**Work to be completed**
Keep the wording of each record exactly the same when you repeat it, and leave out pictures.

**Dataset records**
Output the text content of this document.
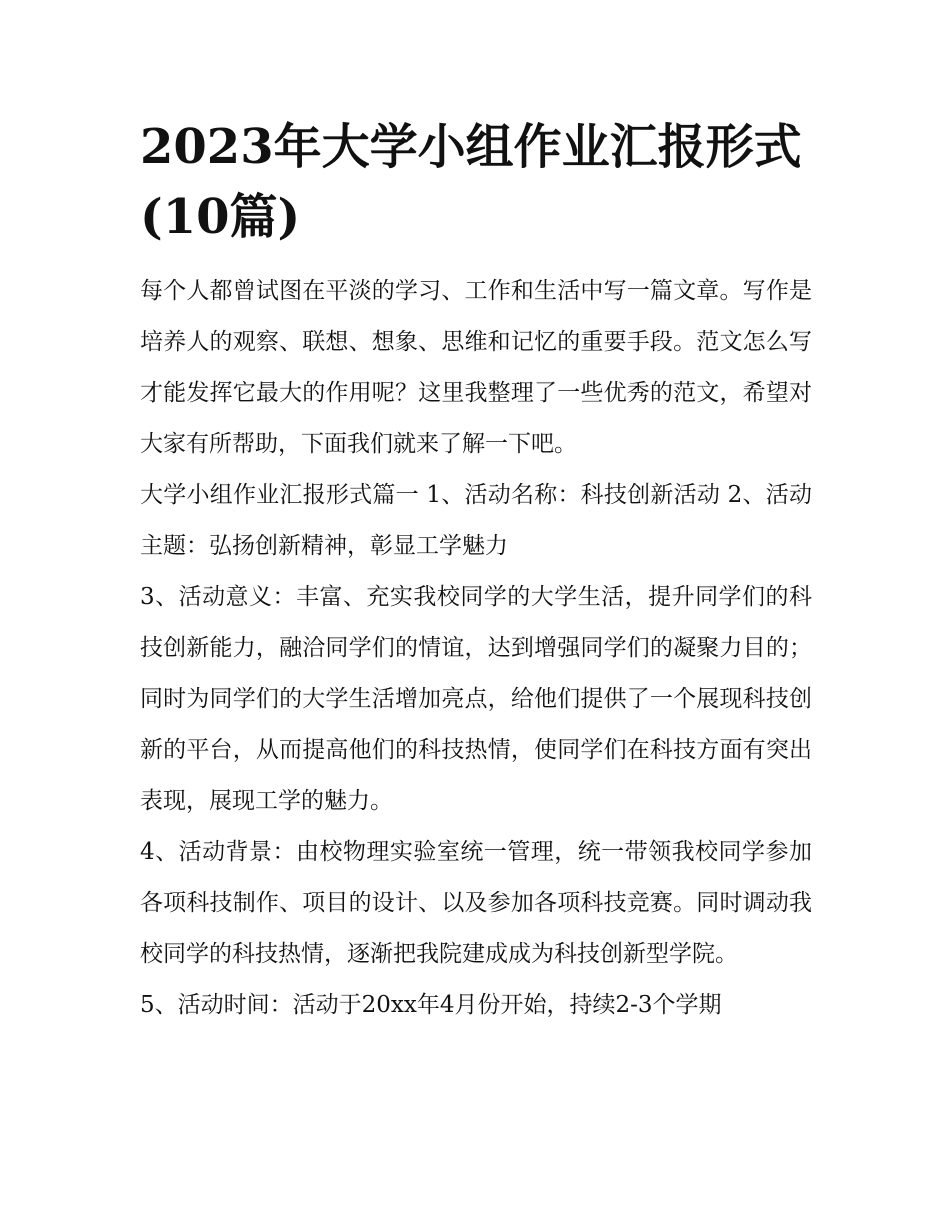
2023年大学小组作业汇报形式(10篇)

每个人都曾试图在平淡的学习、工作和生活中写一篇文章。写作是培养人的观察、联想、想象、思维和记忆的重要手段。范文怎么写才能发挥它最大的作用呢？这里我整理了一些优秀的范文，希望对大家有所帮助，下面我们就来了解一下吧。

大学小组作业汇报形式篇一 1、活动名称：科技创新活动 2、活动主题：弘扬创新精神，彰显工学魅力

3、活动意义：丰富、充实我校同学的大学生活，提升同学们的科技创新能力，融洽同学们的情谊，达到增强同学们的凝聚力目的；同时为同学们的大学生活增加亮点，给他们提供了一个展现科技创新的平台，从而提高他们的科技热情，使同学们在科技方面有突出表现，展现工学的魅力。

4、活动背景：由校物理实验室统一管理，统一带领我校同学参加各项科技制作、项目的设计、以及参加各项科技竞赛。同时调动我校同学的科技热情，逐渐把我院建成成为科技创新型学院。

5、活动时间：活动于20xx年4月份开始，持续2-3个学期
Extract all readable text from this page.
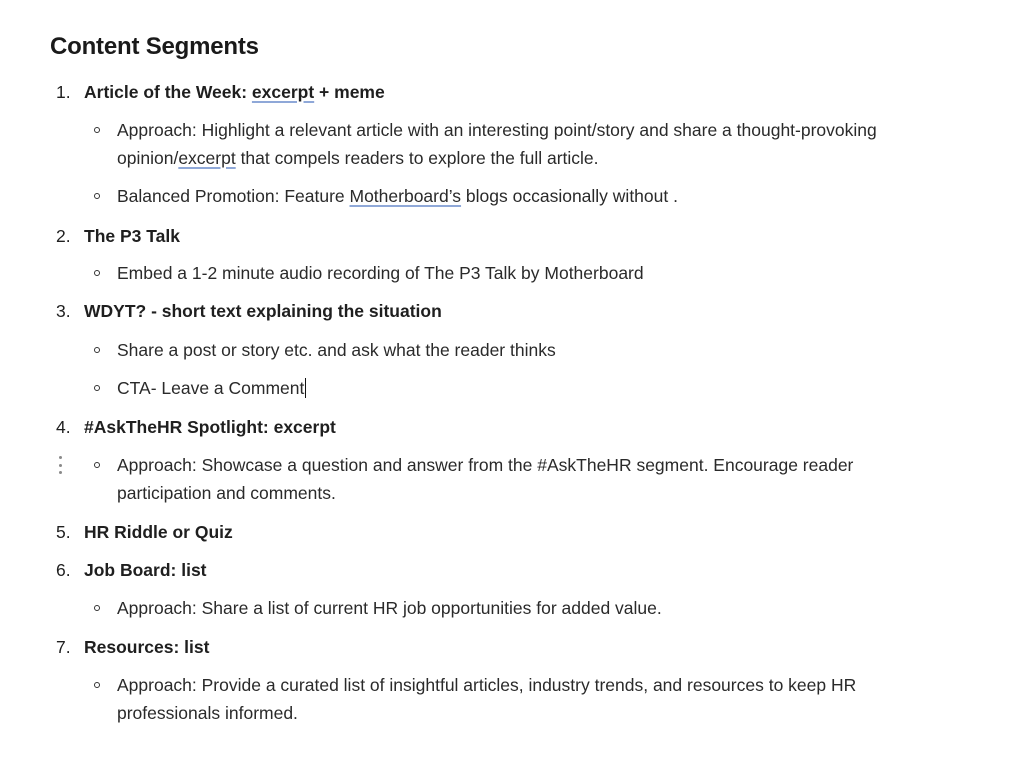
Content Segments
1. Article of the Week: excerpt + meme
Approach: Highlight a relevant article with an interesting point/story and share a thought-provoking
opinion/excerpt that compels readers to explore the full article.
Balanced Promotion: Feature Motherboard’s blogs occasionally without .
2. The P3 Talk
Embed a 1-2 minute audio recording of The P3 Talk by Motherboard
3. WDYT? - short text explaining the situation
Share a post or story etc. and ask what the reader thinks
CTA- Leave a Comment
4. #AskTheHR Spotlight: excerpt
Approach: Showcase a question and answer from the #AskTheHR segment. Encourage reader
participation and comments.
5. HR Riddle or Quiz
6. Job Board: list
Approach: Share a list of current HR job opportunities for added value.
7. Resources: list
Approach: Provide a curated list of insightful articles, industry trends, and resources to keep HR
professionals informed.
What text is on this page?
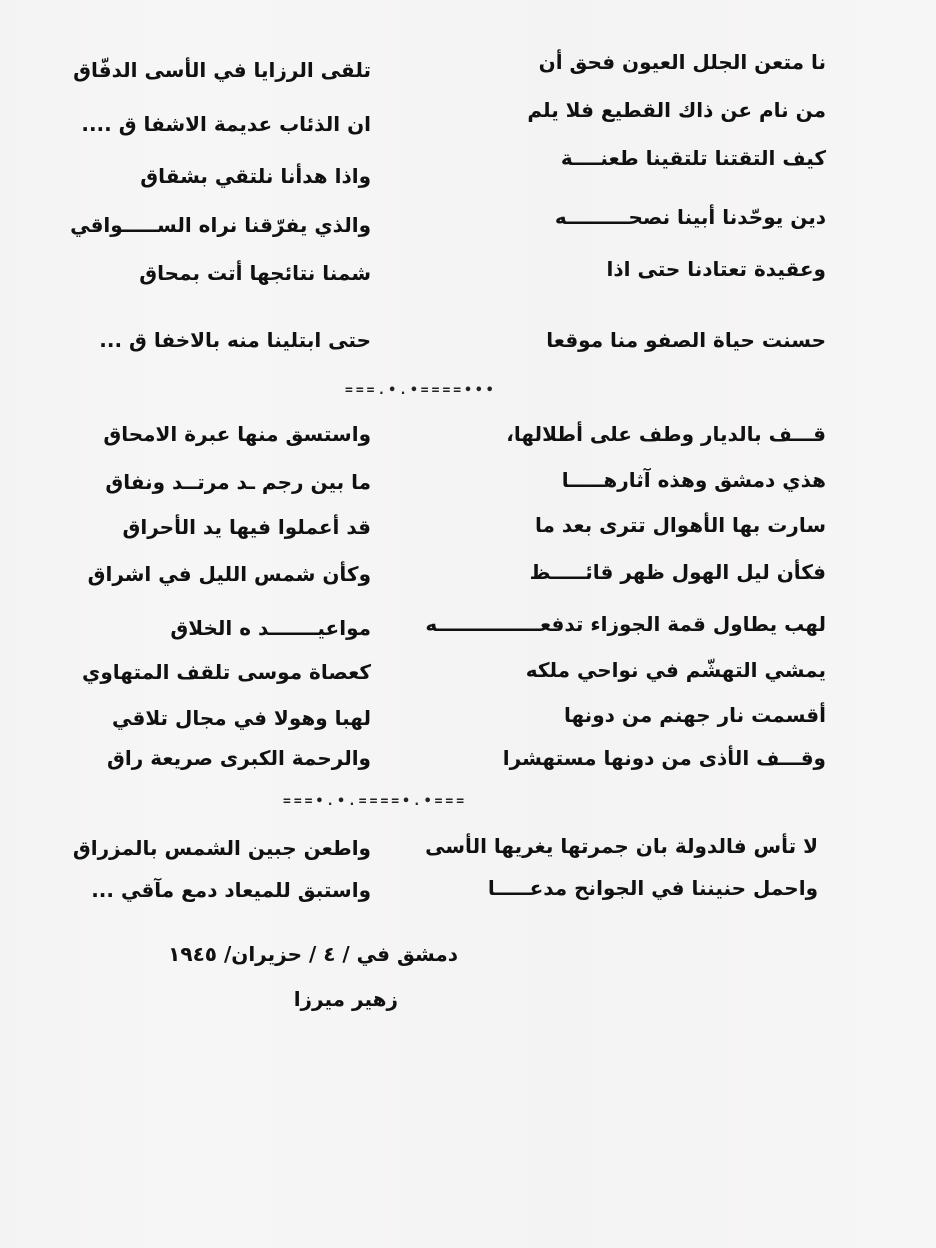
نا متعن الجلل العيون فحق أن
تلقى الرزايا في الأسى الدفّاق
من نام عن ذاك القطيع فلا يلم
ان الذئاب عديمة الاشفا ق ....
كيف التقتنا تلتقينا طعنــــة
واذا هدأنا نلتقي بشقاق
دين يوحّدنا أبينا نصحـــــــــه
والذي يفرّقنا نراه الســـــواقي
وعقيدة تعتادنا حتى اذا
شمنا نتائجها أتت بمحاق
حسنت حياة الصفو منا موقعا
حتى ابتلينا منه بالاخفا ق ...
===.•.•====•••
قـــف بالديار وطف على أطلالها،
واستسق منها عبرة الامحاق
هذي دمشق وهذه آثارهـــــا
ما بين رجم ـد مرتــد ونفاق
سارت بها الأهوال تترى بعد ما
قد أعملوا فيها يد الأحراق
فكأن ليل الهول ظهر قائـــــظ
وكأن شمس الليل في اشراق
لهب يطاول قمة الجوزاء تدفعـــــــــــــــه
مواعيـــــــد ه الخلاق
يمشي التهشّم في نواحي ملكه
كعصاة موسى تلقف المتهاوي
أقسمت نار جهنم من دونها
لهبا وهولا في مجال تلاقي
وقـــف الأذى من دونها مستهشرا
والرحمة الكبرى صريعة راق
===•.•.====•.•===
لا تأس فالدولة بان جمرتها يغريها الأسى
واطعن جبين الشمس بالمزراق
واحمل حنيننا في الجوانح مدعـــــا
واستبق للميعاد دمع مآقي ...
دمشق في / ٤ / حزيران/ ١٩٤٥
زهير ميرزا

**Correct output**
Output the text content of this document.
2023年大学小组作业汇报形式(10篇)

每个人都曾试图在平淡的学习、工作和生活中写一篇文章。写作是培养人的观察、联想、想象、思维和记忆的重要手段。范文怎么写才能发挥它最大的作用呢？这里我整理了一些优秀的范文，希望对大家有所帮助，下面我们就来了解一下吧。

大学小组作业汇报形式篇一 1、活动名称：科技创新活动 2、活动主题：弘扬创新精神，彰显工学魅力

3、活动意义：丰富、充实我校同学的大学生活，提升同学们的科技创新能力，融洽同学们的情谊，达到增强同学们的凝聚力目的；同时为同学们的大学生活增加亮点，给他们提供了一个展现科技创新的平台，从而提高他们的科技热情，使同学们在科技方面有突出表现，展现工学的魅力。

4、活动背景：由校物理实验室统一管理，统一带领我校同学参加各项科技制作、项目的设计、以及参加各项科技竞赛。同时调动我校同学的科技热情，逐渐把我院建成成为科技创新型学院。

5、活动时间：活动于20xx年4月份开始，持续2-3个学期
Extract all readable text from this page.
Content Segments
1. Article of the Week: excerpt + meme
Approach: Highlight a relevant article with an interesting point/story and share a thought-provoking
opinion/excerpt that compels readers to explore the full article.
Balanced Promotion: Feature Motherboard’s blogs occasionally without .
2. The P3 Talk
Embed a 1-2 minute audio recording of The P3 Talk by Motherboard
3. WDYT? - short text explaining the situation
Share a post or story etc. and ask what the reader thinks
CTA- Leave a Comment
4. #AskTheHR Spotlight: excerpt
Approach: Showcase a question and answer from the #AskTheHR segment. Encourage reader
participation and comments.
5. HR Riddle or Quiz
6. Job Board: list
Approach: Share a list of current HR job opportunities for added value.
7. Resources: list
Approach: Provide a curated list of insightful articles, industry trends, and resources to keep HR
professionals informed.
What text is on this page?
نا متعن الجلل العيون فحق أن
تلقى الرزايا في الأسى الدفّاق
من نام عن ذاك القطيع فلا يلم
ان الذئاب عديمة الاشفا ق ....
كيف التقتنا تلتقينا طعنــــة
واذا هدأنا نلتقي بشقاق
دين يوحّدنا أبينا نصحـــــــــه
والذي يفرّقنا نراه الســـــواقي
وعقيدة تعتادنا حتى اذا
شمنا نتائجها أتت بمحاق
حسنت حياة الصفو منا موقعا
حتى ابتلينا منه بالاخفا ق ...
===.•.•====•••
قـــف بالديار وطف على أطلالها،
واستسق منها عبرة الامحاق
هذي دمشق وهذه آثارهـــــا
ما بين رجم ـد مرتــد ونفاق
سارت بها الأهوال تترى بعد ما
قد أعملوا فيها يد الأحراق
فكأن ليل الهول ظهر قائـــــظ
وكأن شمس الليل في اشراق
لهب يطاول قمة الجوزاء تدفعـــــــــــــــه
مواعيـــــــد ه الخلاق
يمشي التهشّم في نواحي ملكه
كعصاة موسى تلقف المتهاوي
أقسمت نار جهنم من دونها
لهبا وهولا في مجال تلاقي
وقـــف الأذى من دونها مستهشرا
والرحمة الكبرى صريعة راق
===•.•.====•.•===
لا تأس فالدولة بان جمرتها يغريها الأسى
واطعن جبين الشمس بالمزراق
واحمل حنيننا في الجوانح مدعـــــا
واستبق للميعاد دمع مآقي ...
دمشق في / ٤ / حزيران/ ١٩٤٥
زهير ميرزا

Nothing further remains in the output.